## Excerpt to read

········

Prepare Your Heart: A 40-Day Lent Devotional by Gretchen Martin

Day 23: Jesus Heals a Gentile Woman’s Demon Possessed Daughter

March 20, 2023

Devotional:

“24 And from there he arose and went away to the region of Tyre and Sidon. And he entered a house and did not want anyone to know, yet he could not be hidden. 25 But immediately a woman whose little daughter had an unclean spirit heard of him and came and fell down at his feet. 26 Now the woman was a Gentile, a Syrophoenician by birth. And she begged him to cast the demon out of her daughter. 27 And he said to her, “Let the children be fed first, for it is not right to take the children’s bread and throw it to the dogs.” 28 But she answered him, “Yes, Lord; yet even the dogs under the table eat the children’s crumbs.” 29 And he said to her, “For this statement you may go your way; the demon has left your daughter.” 30 And she went home and found the child lying in bed and the demon gone.” — Mark 7:24-30

Let’s go back and look at this a little more in context. If you read Mark 7:1-23, the Pharisees had made the journey from Jerusalem to Capernaum to file a complaint against Jesus and the disciples. The complaint was this: they were breaking the Pharisee’s religious rules. Not God’s rules, their rules. Jerusalem and Capernaum were not close; it was about an 80-mile walk. This was quite a journey to take to yell at Jesus and the disciples for breaking a bunch of rules they had made up. Ritualistic cleansing or washing hands was just one form of legalism that the Pharisees used to control the Jewish people. Those manufactured laws and practices added to God’s law were meant to restrict the people of Israel, God’s laws were meant to free them.

Jesus refers to one of them at the beginning of the chapter; obey your mother and father! But Jesus puts them in their place, saying they take the fundamental laws of God, like this one…discount them and add their own. Washing hands before eating was not a law of God for ordinary Jews. It was an added ritual the elders had put forth long before this. It was a law of God meant for the head elders and priests before entering the Holy of Holies to make sacrifices, but nowhere were the average Jews told to do this hand-washing ritual before eating and wedding ceremonies.

Jesus proceeds to say in verse 15: “There is nothing outside a person that by going into him can defile him, but the things that come out of a person are what defile him.” This was against everything the religious leaders taught and required of the Jewish people. In verses 18-23, when the disciples question what Jesus is saying, He tells them that nothing that goes into a man can defile him.

This is a massive change in Jewish culture! Because Jesus is saying that even food cannot make you unclean. Jewish laws were very strict about what they could and could not eat. Some Jews, even today, follow Kosher restrictions to keep within the Jewish traditions. Jesus is unraveling all these things that were meant to hold people at a distance from God instead of allowing them to embrace God’s freedom.

········

Region annotation records
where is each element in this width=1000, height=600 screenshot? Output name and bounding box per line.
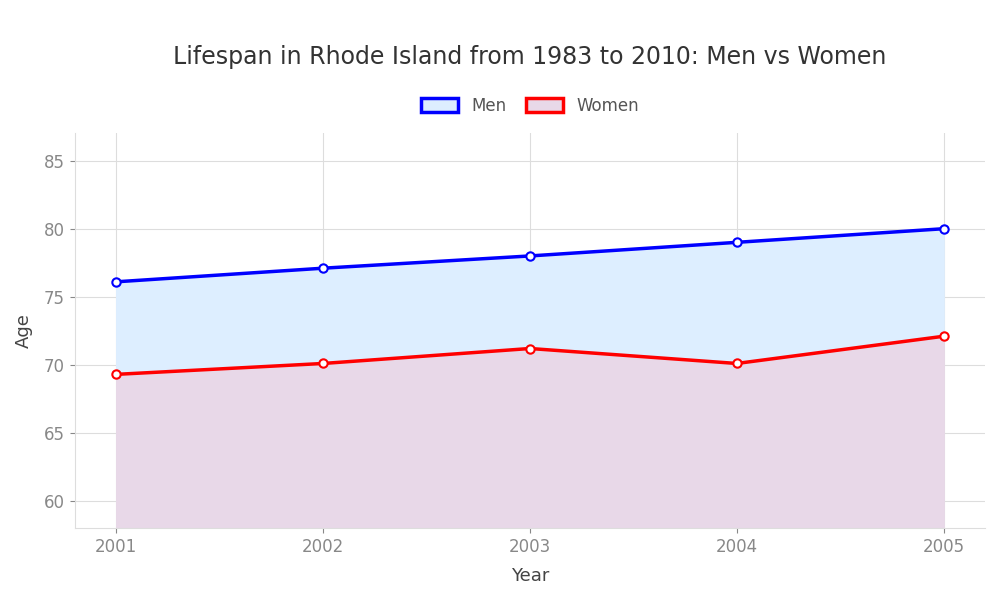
Title: Lifespan in Rhode Island from 1983 to 2010: Men vs Women: Lifespan in Rhode Island from 1983 to 20… <box>173 45 887 69</box>
Legend: Men, Women: Men, Women <box>414 91 645 122</box>
Y-axis label: Age: Age <box>15 313 33 348</box>
X-axis label: Year: Year <box>511 567 549 585</box>
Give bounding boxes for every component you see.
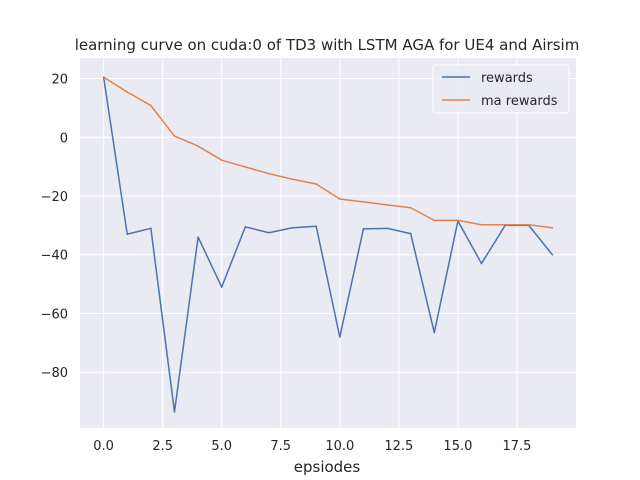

········

## Set problem A
Write out the Mark 7 devotional from "Jesus proceeds to" up to and including "embrace God’s freedom.".
## Set problem B
Extend the Mark 7 devotional, picking up after its final sentence.

## Exercise response A
Jesus proceeds to say in verse 15: “There is nothing outside a person that by going into him can defile him, but the things that come out of a person are what defile him.” This was against everything the religious leaders taught and required of the Jewish people. In verses 18-23, when the disciples question what Jesus is saying, He tells them that nothing that goes into a man can defile him.

This is a massive change in Jewish culture! Because Jesus is saying that even food cannot make you unclean. Jewish laws were very strict about what they could and could not eat. Some Jews, even today, follow Kosher restrictions to keep within the Jewish traditions. Jesus is unraveling all these things that were meant to hold people at a distance from God instead of allowing them to embrace God’s freedom.

## Exercise response B
So, we pick up at verse 24, where Jesus goes to this region that was no longer inside Israel. Even when Jesus went to the Gerasene region in day 14’s devotional, that was still in Israel. It was a mostly gentile area of Israel, but it was within the country.

Jesus crossed the border to Tyre and Sidon, which were two cities within what we now know as Lebanon. Think about it, Jesus just finished speaking against the religious leader’s made-up laws of ritualistic cleansing He gets up and crosses into a country that is 100%, gentile. Jews would never have come to this country; it was considered unclean to them. It was a region of gentiles with mixed ethnicities and religions and it was unlawful for Jews to interact with them.

Jesus didn’t go here to teach or heal people that day. Jesus sought refuge, rest and time away from all He had just done. He had fed 5,000 with basically a Lunchable. He walked on water and shut down a storm. He healed who knows how many people in Gennesaret…Jesus, fully man, was tired and needed rest and Jesus, the Son of God, needed to be refueled by His Father.

Jesus finds a house to hide in and this gentile woman finds Him, approaches Him and falls at His feet, pleading for her daughter to be healed from an evil spirit. This woman, who knew it was forbidden to go anywhere near a Jewish rabbi as a gentile woman, laid at His feet, begging for her daughter’s life. She saw Jesus as more than just a man who could perform miracles. There was a reverence in her posture toward Him. Was it a divine act of God that she knew or had word spread throughout this region outside of Israel? It doesn’t really say. We only know she believed He was more than a miracle-worker.

Verse 27 hit me pretty hard and I had to spend time praying, reading and asking God to speak to me. This was the first time I could hear Jesus’s response to someone and I did not hear compassion. And that, if I can be honest, made me sad.

How could Jesus say this to this woman who recognized Him way more than even the Jews did? She humbled herself in front of Him knowing she was not worthy and had nothing to offer. When Jesus addressed her, it seemed harsh and insensitive. Especially when He referenced the term dog. Jews commonly referred to gentiles as dogs. That wasn’t abnormal. Dogs were not the fluffy house pets that we all have now. They were wild, dirty, mangy and more nuisance than anything. Jews saw gentiles like they saw dogs.

But the disciples were with Jesus that day. This was an opportunity for Him to show them something very difficult culturally, because Jesus’s ministry was for the people of Israel up to this point. When he said, “let the children be fed first,” He meant it wasn’t quite her turn yet. Jesus only came there to rest; He wasn’t ministering there, but would soon begin His ministry outside Israel.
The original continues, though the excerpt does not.